Materials provided:
== == ==
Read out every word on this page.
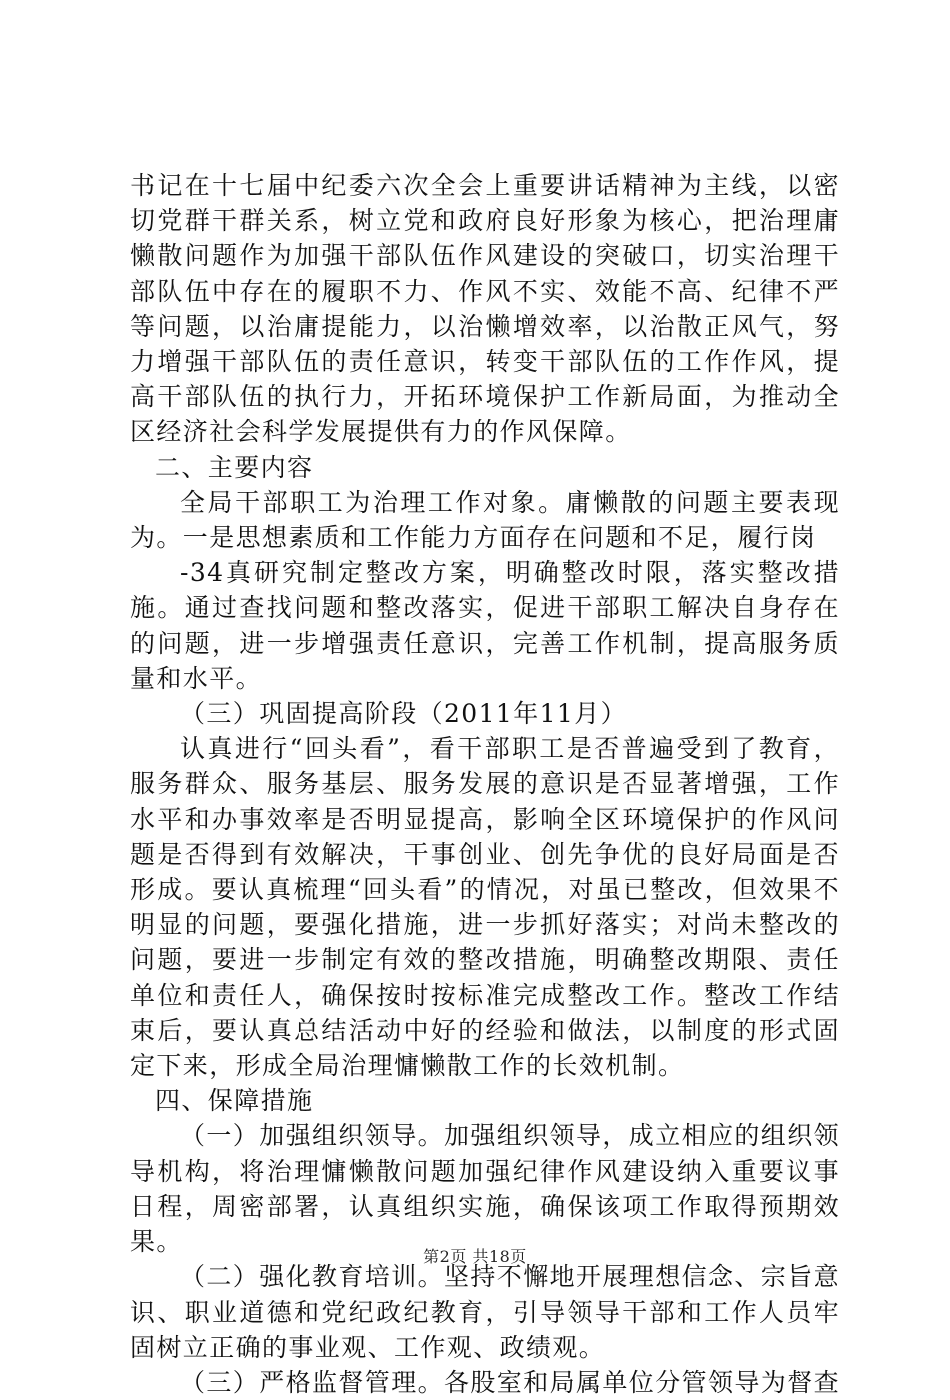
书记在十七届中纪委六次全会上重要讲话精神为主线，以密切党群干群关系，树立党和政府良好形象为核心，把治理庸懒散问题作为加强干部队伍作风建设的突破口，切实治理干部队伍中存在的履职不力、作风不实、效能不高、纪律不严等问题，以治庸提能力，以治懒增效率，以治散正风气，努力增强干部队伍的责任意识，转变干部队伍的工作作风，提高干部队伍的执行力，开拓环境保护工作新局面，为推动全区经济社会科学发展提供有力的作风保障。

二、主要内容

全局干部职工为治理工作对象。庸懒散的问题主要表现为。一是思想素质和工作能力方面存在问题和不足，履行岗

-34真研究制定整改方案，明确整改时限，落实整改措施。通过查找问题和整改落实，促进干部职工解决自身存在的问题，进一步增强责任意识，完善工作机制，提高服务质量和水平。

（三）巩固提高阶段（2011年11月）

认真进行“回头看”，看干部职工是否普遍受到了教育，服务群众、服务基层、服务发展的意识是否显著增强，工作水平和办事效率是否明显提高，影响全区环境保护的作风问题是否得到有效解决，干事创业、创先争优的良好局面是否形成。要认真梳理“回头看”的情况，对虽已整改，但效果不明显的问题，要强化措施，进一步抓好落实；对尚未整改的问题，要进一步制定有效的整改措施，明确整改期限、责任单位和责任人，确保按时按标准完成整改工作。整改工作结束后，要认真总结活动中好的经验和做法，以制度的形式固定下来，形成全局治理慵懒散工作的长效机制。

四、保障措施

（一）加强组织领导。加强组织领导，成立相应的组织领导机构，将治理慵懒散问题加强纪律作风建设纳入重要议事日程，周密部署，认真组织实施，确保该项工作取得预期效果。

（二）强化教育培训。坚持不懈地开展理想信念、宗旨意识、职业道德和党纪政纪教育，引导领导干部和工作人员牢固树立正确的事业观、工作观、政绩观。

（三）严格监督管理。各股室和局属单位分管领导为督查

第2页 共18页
== == ==
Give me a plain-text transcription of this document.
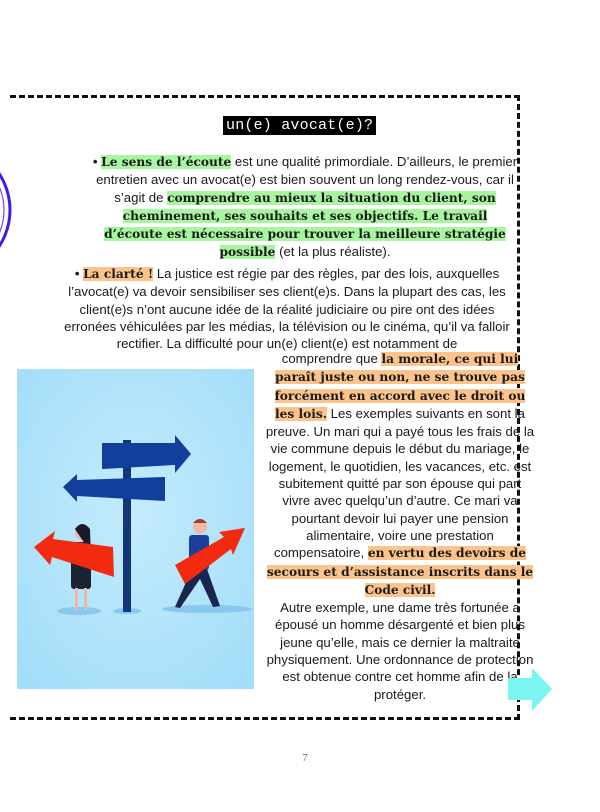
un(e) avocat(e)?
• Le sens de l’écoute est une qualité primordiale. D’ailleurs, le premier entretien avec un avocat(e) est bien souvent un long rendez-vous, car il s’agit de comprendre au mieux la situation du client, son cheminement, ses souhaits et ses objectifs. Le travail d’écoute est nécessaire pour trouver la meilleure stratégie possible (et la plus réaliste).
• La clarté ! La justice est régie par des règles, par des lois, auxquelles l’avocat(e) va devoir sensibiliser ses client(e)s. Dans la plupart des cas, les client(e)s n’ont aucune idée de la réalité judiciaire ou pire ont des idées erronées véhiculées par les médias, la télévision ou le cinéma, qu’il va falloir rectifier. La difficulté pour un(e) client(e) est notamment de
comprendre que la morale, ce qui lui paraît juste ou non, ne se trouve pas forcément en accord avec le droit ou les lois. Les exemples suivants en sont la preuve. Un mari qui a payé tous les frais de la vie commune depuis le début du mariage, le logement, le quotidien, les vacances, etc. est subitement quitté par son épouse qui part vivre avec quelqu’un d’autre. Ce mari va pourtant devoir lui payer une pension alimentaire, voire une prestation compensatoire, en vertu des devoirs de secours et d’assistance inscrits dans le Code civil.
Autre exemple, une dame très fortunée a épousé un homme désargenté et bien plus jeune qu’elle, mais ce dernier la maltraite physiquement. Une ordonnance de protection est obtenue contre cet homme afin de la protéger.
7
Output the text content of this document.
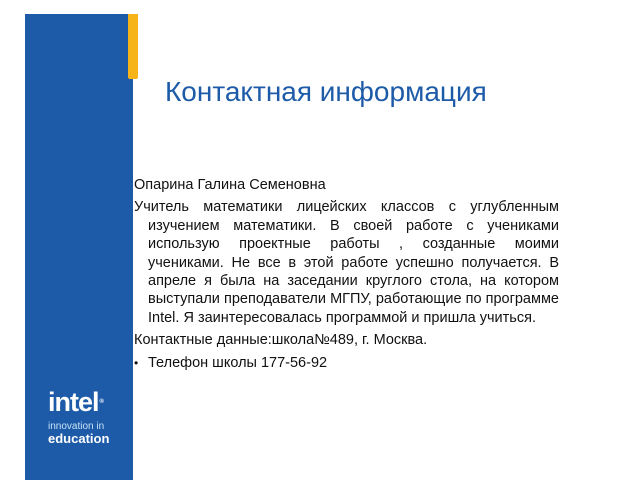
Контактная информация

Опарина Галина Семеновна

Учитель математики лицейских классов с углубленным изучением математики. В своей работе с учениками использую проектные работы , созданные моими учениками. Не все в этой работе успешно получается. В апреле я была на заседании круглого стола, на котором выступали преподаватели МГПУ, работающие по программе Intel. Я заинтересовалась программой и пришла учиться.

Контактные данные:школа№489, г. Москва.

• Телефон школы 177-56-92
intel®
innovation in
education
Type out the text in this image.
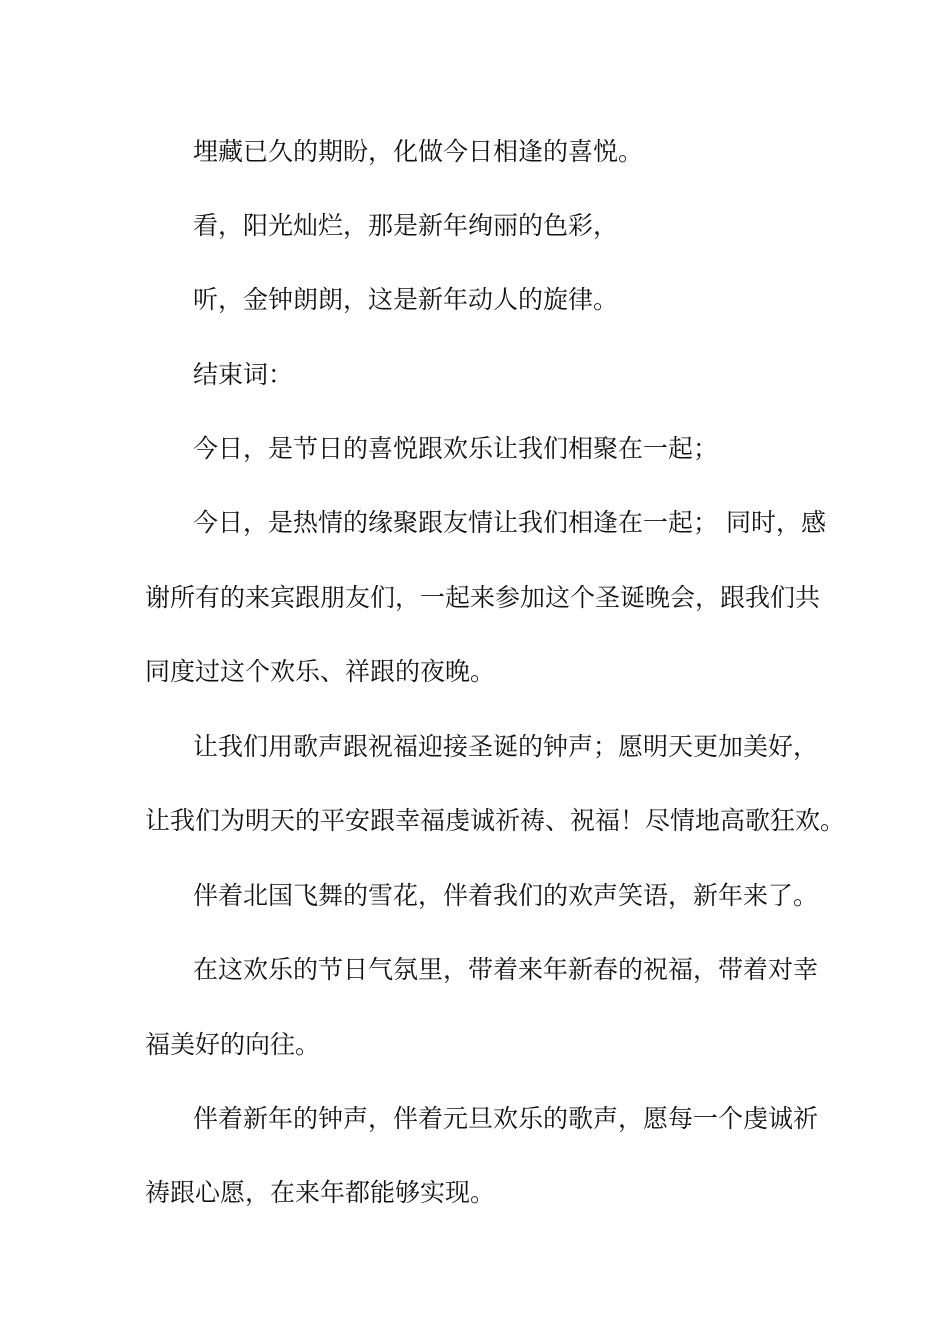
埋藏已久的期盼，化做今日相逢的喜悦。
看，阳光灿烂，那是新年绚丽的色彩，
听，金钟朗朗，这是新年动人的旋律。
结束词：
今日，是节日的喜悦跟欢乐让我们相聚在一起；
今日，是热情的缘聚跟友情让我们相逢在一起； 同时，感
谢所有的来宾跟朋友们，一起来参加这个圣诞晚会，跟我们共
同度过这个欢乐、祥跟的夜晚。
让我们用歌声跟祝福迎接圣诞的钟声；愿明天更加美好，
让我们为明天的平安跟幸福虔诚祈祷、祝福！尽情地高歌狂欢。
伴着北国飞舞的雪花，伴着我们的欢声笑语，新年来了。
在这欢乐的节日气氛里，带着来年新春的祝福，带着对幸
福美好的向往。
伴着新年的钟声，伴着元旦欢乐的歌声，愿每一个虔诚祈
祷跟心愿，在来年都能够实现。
== == ==
To be done:
Which lines in the listing above hold the word "document"? Show each of them.

Solved problem:
Give me a plain-text transcription of this document.
Output the text content of this document.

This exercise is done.